* Objective
Transcribe the entries below exactly.

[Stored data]

<<<<

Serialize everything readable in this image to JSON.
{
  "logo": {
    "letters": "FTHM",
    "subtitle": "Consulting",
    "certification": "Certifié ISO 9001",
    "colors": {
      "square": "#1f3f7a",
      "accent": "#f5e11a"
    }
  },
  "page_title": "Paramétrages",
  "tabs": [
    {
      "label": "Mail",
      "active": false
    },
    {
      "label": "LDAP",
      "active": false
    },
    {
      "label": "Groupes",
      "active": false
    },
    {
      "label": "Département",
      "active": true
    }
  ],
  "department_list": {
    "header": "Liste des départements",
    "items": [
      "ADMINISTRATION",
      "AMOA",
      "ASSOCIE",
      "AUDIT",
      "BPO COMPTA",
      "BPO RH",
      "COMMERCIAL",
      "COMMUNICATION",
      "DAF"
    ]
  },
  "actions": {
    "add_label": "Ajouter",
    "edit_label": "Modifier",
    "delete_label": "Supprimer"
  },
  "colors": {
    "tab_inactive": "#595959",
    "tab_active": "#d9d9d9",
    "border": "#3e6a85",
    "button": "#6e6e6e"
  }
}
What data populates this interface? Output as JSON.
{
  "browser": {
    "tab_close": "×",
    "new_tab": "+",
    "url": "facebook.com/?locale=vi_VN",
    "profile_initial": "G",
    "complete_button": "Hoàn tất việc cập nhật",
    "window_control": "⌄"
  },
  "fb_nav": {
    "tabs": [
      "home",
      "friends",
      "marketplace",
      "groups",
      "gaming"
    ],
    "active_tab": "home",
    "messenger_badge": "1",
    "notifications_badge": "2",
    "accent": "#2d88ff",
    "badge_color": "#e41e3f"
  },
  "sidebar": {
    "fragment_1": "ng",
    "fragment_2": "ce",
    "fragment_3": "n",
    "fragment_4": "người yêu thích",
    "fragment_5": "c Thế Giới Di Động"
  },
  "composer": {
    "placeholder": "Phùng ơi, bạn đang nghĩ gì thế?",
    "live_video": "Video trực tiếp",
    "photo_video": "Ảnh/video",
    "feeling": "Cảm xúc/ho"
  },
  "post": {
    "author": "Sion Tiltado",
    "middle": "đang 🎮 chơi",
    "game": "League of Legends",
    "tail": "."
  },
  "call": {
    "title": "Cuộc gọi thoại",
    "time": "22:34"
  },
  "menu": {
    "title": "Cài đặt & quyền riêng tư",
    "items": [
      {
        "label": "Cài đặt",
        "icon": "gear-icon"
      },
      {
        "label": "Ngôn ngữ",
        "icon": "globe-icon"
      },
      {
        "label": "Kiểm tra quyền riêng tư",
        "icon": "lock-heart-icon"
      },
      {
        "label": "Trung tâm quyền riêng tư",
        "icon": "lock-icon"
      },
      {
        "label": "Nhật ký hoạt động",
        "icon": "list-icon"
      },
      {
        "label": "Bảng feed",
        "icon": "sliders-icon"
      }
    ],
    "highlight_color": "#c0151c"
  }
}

>>>>

* Complete answer
Serialize everything readable in this image to JSON.
{
  "logo": {
    "letters": "FTHM",
    "subtitle": "Consulting",
    "certification": "Certifié ISO 9001",
    "colors": {
      "square": "#1f3f7a",
      "accent": "#f5e11a"
    }
  },
  "page_title": "Paramétrages",
  "tabs": [
    {
      "label": "Mail",
      "active": false
    },
    {
      "label": "LDAP",
      "active": false
    },
    {
      "label": "Groupes",
      "active": false
    },
    {
      "label": "Département",
      "active": true
    }
  ],
  "department_list": {
    "header": "Liste des départements",
    "items": [
      "ADMINISTRATION",
      "AMOA",
      "ASSOCIE",
      "AUDIT",
      "BPO COMPTA",
      "BPO RH",
      "COMMERCIAL",
      "COMMUNICATION",
      "DAF"
    ]
  },
  "actions": {
    "add_label": "Ajouter",
    "edit_label": "Modifier",
    "delete_label": "Supprimer"
  },
  "colors": {
    "tab_inactive": "#595959",
    "tab_active": "#d9d9d9",
    "border": "#3e6a85",
    "button": "#6e6e6e"
  }
}
What data populates this interface? Output as JSON.
{
  "browser": {
    "tab_close": "×",
    "new_tab": "+",
    "url": "facebook.com/?locale=vi_VN",
    "profile_initial": "G",
    "complete_button": "Hoàn tất việc cập nhật",
    "window_control": "⌄"
  },
  "fb_nav": {
    "tabs": [
      "home",
      "friends",
      "marketplace",
      "groups",
      "gaming"
    ],
    "active_tab": "home",
    "messenger_badge": "1",
    "notifications_badge": "2",
    "accent": "#2d88ff",
    "badge_color": "#e41e3f"
  },
  "sidebar": {
    "fragment_1": "ng",
    "fragment_2": "ce",
    "fragment_3": "n",
    "fragment_4": "người yêu thích",
    "fragment_5": "c Thế Giới Di Động"
  },
  "composer": {
    "placeholder": "Phùng ơi, bạn đang nghĩ gì thế?",
    "live_video": "Video trực tiếp",
    "photo_video": "Ảnh/video",
    "feeling": "Cảm xúc/ho"
  },
  "post": {
    "author": "Sion Tiltado",
    "middle": "đang 🎮 chơi",
    "game": "League of Legends",
    "tail": "."
  },
  "call": {
    "title": "Cuộc gọi thoại",
    "time": "22:34"
  },
  "menu": {
    "title": "Cài đặt & quyền riêng tư",
    "items": [
      {
        "label": "Cài đặt",
        "icon": "gear-icon"
      },
      {
        "label": "Ngôn ngữ",
        "icon": "globe-icon"
      },
      {
        "label": "Kiểm tra quyền riêng tư",
        "icon": "lock-heart-icon"
      },
      {
        "label": "Trung tâm quyền riêng tư",
        "icon": "lock-icon"
      },
      {
        "label": "Nhật ký hoạt động",
        "icon": "list-icon"
      },
      {
        "label": "Bảng feed",
        "icon": "sliders-icon"
      }
    ],
    "highlight_color": "#c0151c"
  }
}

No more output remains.